Content starts
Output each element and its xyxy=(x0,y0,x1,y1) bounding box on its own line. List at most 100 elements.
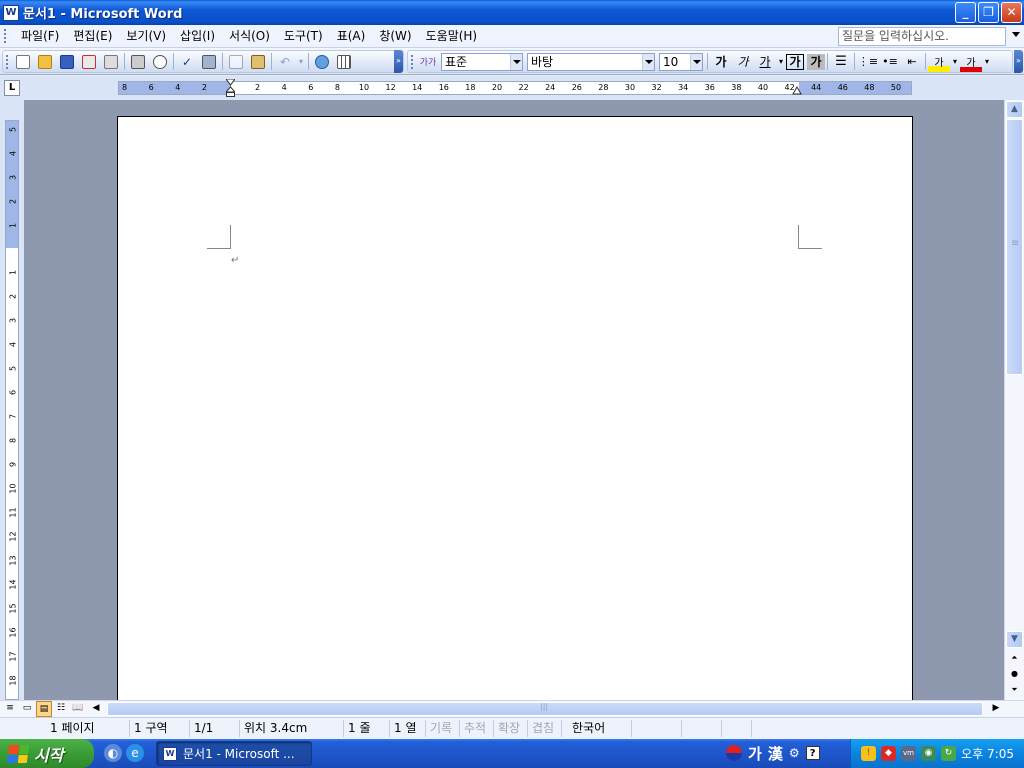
ime-tools-icon[interactable]: ⚙ xyxy=(789,746,800,760)
toolbar-options-icon[interactable]: » xyxy=(394,50,403,73)
help-question-input[interactable]: 질문을 입력하십시오. xyxy=(838,27,1006,46)
taskbar-word-document-button[interactable]: W 문서1 - Microsoft ... xyxy=(156,741,312,766)
decrease-indent-icon[interactable]: ⇤ xyxy=(901,52,923,72)
styles-formatting-icon[interactable]: 가가 xyxy=(417,52,439,72)
style-select[interactable]: 표준 xyxy=(441,52,523,71)
character-shading-button[interactable]: 가 xyxy=(807,53,825,70)
security-shield-icon[interactable]: ! xyxy=(861,746,876,761)
email-icon[interactable] xyxy=(100,52,122,72)
status-overtype[interactable]: 겹침 xyxy=(528,720,562,737)
font-size-select[interactable]: 10 xyxy=(659,52,703,71)
standard-toolbar-grip[interactable] xyxy=(6,54,10,69)
vertical-scrollbar[interactable]: ▲ ▼ ⏶ ● ⏷ xyxy=(1004,100,1024,700)
right-indent-marker-icon[interactable] xyxy=(792,86,802,95)
menu-window[interactable]: 창(W) xyxy=(372,26,418,46)
restore-button[interactable]: ❐ xyxy=(978,2,999,23)
status-extend-selection[interactable]: 확장 xyxy=(494,720,528,737)
permission-icon[interactable] xyxy=(78,52,100,72)
scroll-right-icon[interactable]: ▶ xyxy=(988,701,1004,717)
print-icon[interactable] xyxy=(127,52,149,72)
menu-help[interactable]: 도움말(H) xyxy=(419,26,485,46)
status-track-changes[interactable]: 추적 xyxy=(460,720,494,737)
indent-marker-icon[interactable] xyxy=(226,79,235,97)
style-dropdown-icon[interactable] xyxy=(510,53,522,70)
ime-hanja-mode[interactable]: 漢 xyxy=(768,743,783,764)
undo-dropdown-icon[interactable]: ▾ xyxy=(296,52,306,72)
close-button[interactable]: ✕ xyxy=(1001,2,1022,23)
update-icon[interactable]: ↻ xyxy=(941,746,956,761)
underline-button[interactable]: 가 xyxy=(754,52,776,72)
font-size-dropdown-icon[interactable] xyxy=(690,53,702,70)
italic-button[interactable]: 가 xyxy=(732,52,754,72)
font-color-dropdown-icon[interactable]: ▾ xyxy=(982,52,992,72)
vertical-ruler[interactable]: 5 4 3 2 1 1 2 3 4 5 6 7 8 9 10 11 12 13 14 15 16 17 18 xyxy=(0,100,24,700)
menu-view[interactable]: 보기(V) xyxy=(119,26,173,46)
title-bar[interactable]: W 문서1 - Microsoft Word _ ❐ ✕ xyxy=(0,0,1024,25)
menu-insert[interactable]: 삽입(I) xyxy=(173,26,222,46)
scroll-up-icon[interactable]: ▲ xyxy=(1006,101,1023,118)
outline-view-icon[interactable]: ☷ xyxy=(53,701,69,717)
document-page[interactable]: ↵ xyxy=(117,116,913,700)
previous-page-icon[interactable]: ⏶ xyxy=(1007,651,1022,665)
font-color-button[interactable]: 가 xyxy=(960,51,982,72)
quicklaunch-desktop-icon[interactable]: ◐ xyxy=(104,744,122,762)
scroll-down-icon[interactable]: ▼ xyxy=(1006,631,1023,648)
ime-hangul-mode[interactable]: 가 xyxy=(748,743,762,764)
select-browse-object-icon[interactable]: ● xyxy=(1007,667,1022,681)
vmware-icon[interactable]: vm xyxy=(901,746,916,761)
network-icon[interactable]: ◉ xyxy=(921,746,936,761)
web-layout-view-icon[interactable]: ▭ xyxy=(19,701,35,717)
scroll-left-icon[interactable]: ◀ xyxy=(88,701,104,717)
menu-edit[interactable]: 편집(E) xyxy=(66,26,119,46)
quicklaunch-internet-explorer-icon[interactable]: e xyxy=(126,744,144,762)
paste-icon[interactable] xyxy=(247,52,269,72)
next-page-icon[interactable]: ⏷ xyxy=(1007,683,1022,697)
ime-language-bar[interactable]: 가 漢 ⚙ ? xyxy=(726,742,820,764)
align-justify-icon[interactable]: ☰ xyxy=(830,52,852,72)
underline-dropdown-icon[interactable]: ▾ xyxy=(776,52,786,72)
antivirus-icon[interactable]: ◆ xyxy=(881,746,896,761)
hyperlink-icon[interactable] xyxy=(311,52,333,72)
bulleted-list-icon[interactable]: •≡ xyxy=(879,52,901,72)
print-preview-icon[interactable] xyxy=(149,52,171,72)
spelling-check-icon[interactable]: ✓ xyxy=(176,52,198,72)
formatting-toolbar-grip[interactable] xyxy=(411,54,415,69)
print-layout-view-icon[interactable]: ▤ xyxy=(36,701,52,717)
character-border-button[interactable]: 가 xyxy=(786,53,804,70)
save-disk-icon[interactable] xyxy=(56,52,78,72)
tab-selector-button[interactable]: L xyxy=(4,80,20,96)
reading-layout-view-icon[interactable]: 📖 xyxy=(70,701,86,717)
numbered-list-icon[interactable]: ⋮≡ xyxy=(857,52,879,72)
open-folder-icon[interactable] xyxy=(34,52,56,72)
highlight-button[interactable]: 가 xyxy=(928,51,950,72)
status-record-macro[interactable]: 기록 xyxy=(426,720,460,737)
minimize-button[interactable]: _ xyxy=(955,2,976,23)
copy-icon[interactable] xyxy=(225,52,247,72)
menubar-grip[interactable] xyxy=(4,29,8,43)
menu-table[interactable]: 표(A) xyxy=(330,26,373,46)
status-language[interactable]: 한국어 xyxy=(562,720,632,737)
help-dropdown-icon[interactable] xyxy=(1012,32,1020,37)
ime-help-icon[interactable]: ? xyxy=(805,746,820,760)
menu-tools[interactable]: 도구(T) xyxy=(277,26,330,46)
undo-icon[interactable]: ↶ xyxy=(274,52,296,72)
paragraph-mark[interactable]: ↵ xyxy=(231,255,239,266)
word-app-icon[interactable]: W xyxy=(3,4,19,21)
normal-view-icon[interactable]: ≡ xyxy=(2,701,18,717)
font-select[interactable]: 바탕 xyxy=(527,52,655,71)
system-clock[interactable]: 오후 7:05 xyxy=(961,745,1014,762)
insert-table-icon[interactable] xyxy=(333,52,355,72)
ruler-number: 26 xyxy=(571,83,582,92)
highlight-dropdown-icon[interactable]: ▾ xyxy=(950,52,960,72)
bold-button[interactable]: 가 xyxy=(710,52,732,72)
start-button[interactable]: 시작 xyxy=(0,739,94,768)
horizontal-scroll-thumb[interactable] xyxy=(107,702,983,716)
vertical-scroll-thumb[interactable] xyxy=(1006,119,1023,375)
menu-file[interactable]: 파일(F) xyxy=(14,26,66,46)
menu-format[interactable]: 서식(O) xyxy=(222,26,277,46)
research-icon[interactable] xyxy=(198,52,220,72)
font-dropdown-icon[interactable] xyxy=(642,53,654,70)
formatting-toolbar-options-icon[interactable]: » xyxy=(1014,50,1023,73)
new-document-icon[interactable] xyxy=(12,52,34,72)
korean-language-icon[interactable] xyxy=(726,745,742,761)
Content ends
:: ACTION ITEM ::
Please retype the records above exactly, but leave out any pictures.

:: WRITTEN ANSWER ::
Output each element and its xyxy=(x0,y0,x1,y1) bounding box on its own line. List at most 100 elements.
ime-tools-icon[interactable]: ⚙ xyxy=(789,746,800,760)
toolbar-options-icon[interactable]: » xyxy=(394,50,403,73)
help-question-input[interactable]: 질문을 입력하십시오. xyxy=(838,27,1006,46)
taskbar-word-document-button[interactable]: W 문서1 - Microsoft ... xyxy=(156,741,312,766)
decrease-indent-icon[interactable]: ⇤ xyxy=(901,52,923,72)
styles-formatting-icon[interactable]: 가가 xyxy=(417,52,439,72)
style-select[interactable]: 표준 xyxy=(441,52,523,71)
character-shading-button[interactable]: 가 xyxy=(807,53,825,70)
security-shield-icon[interactable]: ! xyxy=(861,746,876,761)
email-icon[interactable] xyxy=(100,52,122,72)
status-overtype[interactable]: 겹침 xyxy=(528,720,562,737)
font-size-select[interactable]: 10 xyxy=(659,52,703,71)
standard-toolbar-grip[interactable] xyxy=(6,54,10,69)
vertical-scrollbar[interactable]: ▲ ▼ ⏶ ● ⏷ xyxy=(1004,100,1024,700)
right-indent-marker-icon[interactable] xyxy=(792,86,802,95)
menu-window[interactable]: 창(W) xyxy=(372,26,418,46)
restore-button[interactable]: ❐ xyxy=(978,2,999,23)
status-extend-selection[interactable]: 확장 xyxy=(494,720,528,737)
permission-icon[interactable] xyxy=(78,52,100,72)
scroll-right-icon[interactable]: ▶ xyxy=(988,701,1004,717)
print-icon[interactable] xyxy=(127,52,149,72)
menu-help[interactable]: 도움말(H) xyxy=(419,26,485,46)
status-track-changes[interactable]: 추적 xyxy=(460,720,494,737)
indent-marker-icon[interactable] xyxy=(226,79,235,97)
style-dropdown-icon[interactable] xyxy=(510,53,522,70)
ime-hanja-mode[interactable]: 漢 xyxy=(768,743,783,764)
undo-dropdown-icon[interactable]: ▾ xyxy=(296,52,306,72)
close-button[interactable]: ✕ xyxy=(1001,2,1022,23)
update-icon[interactable]: ↻ xyxy=(941,746,956,761)
underline-button[interactable]: 가 xyxy=(754,52,776,72)
font-size-dropdown-icon[interactable] xyxy=(690,53,702,70)
italic-button[interactable]: 가 xyxy=(732,52,754,72)
font-color-dropdown-icon[interactable]: ▾ xyxy=(982,52,992,72)
vertical-ruler[interactable]: 5 4 3 2 1 1 2 3 4 5 6 7 8 9 10 11 12 13 14 15 16 17 18 xyxy=(0,100,24,700)
menu-view[interactable]: 보기(V) xyxy=(119,26,173,46)
title-bar[interactable]: W 문서1 - Microsoft Word _ ❐ ✕ xyxy=(0,0,1024,25)
menu-insert[interactable]: 삽입(I) xyxy=(173,26,222,46)
scroll-up-icon[interactable]: ▲ xyxy=(1006,101,1023,118)
outline-view-icon[interactable]: ☷ xyxy=(53,701,69,717)
document-page[interactable]: ↵ xyxy=(117,116,913,700)
previous-page-icon[interactable]: ⏶ xyxy=(1007,651,1022,665)
font-color-button[interactable]: 가 xyxy=(960,51,982,72)
quicklaunch-desktop-icon[interactable]: ◐ xyxy=(104,744,122,762)
scroll-down-icon[interactable]: ▼ xyxy=(1006,631,1023,648)
ime-hangul-mode[interactable]: 가 xyxy=(748,743,762,764)
select-browse-object-icon[interactable]: ● xyxy=(1007,667,1022,681)
vmware-icon[interactable]: vm xyxy=(901,746,916,761)
network-icon[interactable]: ◉ xyxy=(921,746,936,761)
web-layout-view-icon[interactable]: ▭ xyxy=(19,701,35,717)
scroll-left-icon[interactable]: ◀ xyxy=(88,701,104,717)
menu-edit[interactable]: 편집(E) xyxy=(66,26,119,46)
quicklaunch-internet-explorer-icon[interactable]: e xyxy=(126,744,144,762)
paste-icon[interactable] xyxy=(247,52,269,72)
next-page-icon[interactable]: ⏷ xyxy=(1007,683,1022,697)
ime-language-bar[interactable]: 가 漢 ⚙ ? xyxy=(726,742,820,764)
align-justify-icon[interactable]: ☰ xyxy=(830,52,852,72)
underline-dropdown-icon[interactable]: ▾ xyxy=(776,52,786,72)
antivirus-icon[interactable]: ◆ xyxy=(881,746,896,761)
hyperlink-icon[interactable] xyxy=(311,52,333,72)
bulleted-list-icon[interactable]: •≡ xyxy=(879,52,901,72)
print-preview-icon[interactable] xyxy=(149,52,171,72)
spelling-check-icon[interactable]: ✓ xyxy=(176,52,198,72)
formatting-toolbar-grip[interactable] xyxy=(411,54,415,69)
print-layout-view-icon[interactable]: ▤ xyxy=(36,701,52,717)
character-border-button[interactable]: 가 xyxy=(786,53,804,70)
save-disk-icon[interactable] xyxy=(56,52,78,72)
tab-selector-button[interactable]: L xyxy=(4,80,20,96)
reading-layout-view-icon[interactable]: 📖 xyxy=(70,701,86,717)
numbered-list-icon[interactable]: ⋮≡ xyxy=(857,52,879,72)
open-folder-icon[interactable] xyxy=(34,52,56,72)
highlight-button[interactable]: 가 xyxy=(928,51,950,72)
status-record-macro[interactable]: 기록 xyxy=(426,720,460,737)
minimize-button[interactable]: _ xyxy=(955,2,976,23)
copy-icon[interactable] xyxy=(225,52,247,72)
menubar-grip[interactable] xyxy=(4,29,8,43)
menu-table[interactable]: 표(A) xyxy=(330,26,373,46)
status-language[interactable]: 한국어 xyxy=(562,720,632,737)
help-dropdown-icon[interactable] xyxy=(1012,32,1020,37)
ime-help-icon[interactable]: ? xyxy=(805,746,820,760)
menu-tools[interactable]: 도구(T) xyxy=(277,26,330,46)
undo-icon[interactable]: ↶ xyxy=(274,52,296,72)
paragraph-mark[interactable]: ↵ xyxy=(231,255,239,266)
word-app-icon[interactable]: W xyxy=(3,4,19,21)
normal-view-icon[interactable]: ≡ xyxy=(2,701,18,717)
font-select[interactable]: 바탕 xyxy=(527,52,655,71)
system-clock[interactable]: 오후 7:05 xyxy=(961,745,1014,762)
insert-table-icon[interactable] xyxy=(333,52,355,72)
ruler-number: 26 xyxy=(571,83,582,92)
highlight-dropdown-icon[interactable]: ▾ xyxy=(950,52,960,72)
bold-button[interactable]: 가 xyxy=(710,52,732,72)
start-button[interactable]: 시작 xyxy=(0,739,94,768)
horizontal-scroll-thumb[interactable] xyxy=(107,702,983,716)
vertical-scroll-thumb[interactable] xyxy=(1006,119,1023,375)
menu-file[interactable]: 파일(F) xyxy=(14,26,66,46)
menu-format[interactable]: 서식(O) xyxy=(222,26,277,46)
research-icon[interactable] xyxy=(198,52,220,72)
font-dropdown-icon[interactable] xyxy=(642,53,654,70)
formatting-toolbar-options-icon[interactable]: » xyxy=(1014,50,1023,73)
new-document-icon[interactable] xyxy=(12,52,34,72)
korean-language-icon[interactable] xyxy=(726,745,742,761)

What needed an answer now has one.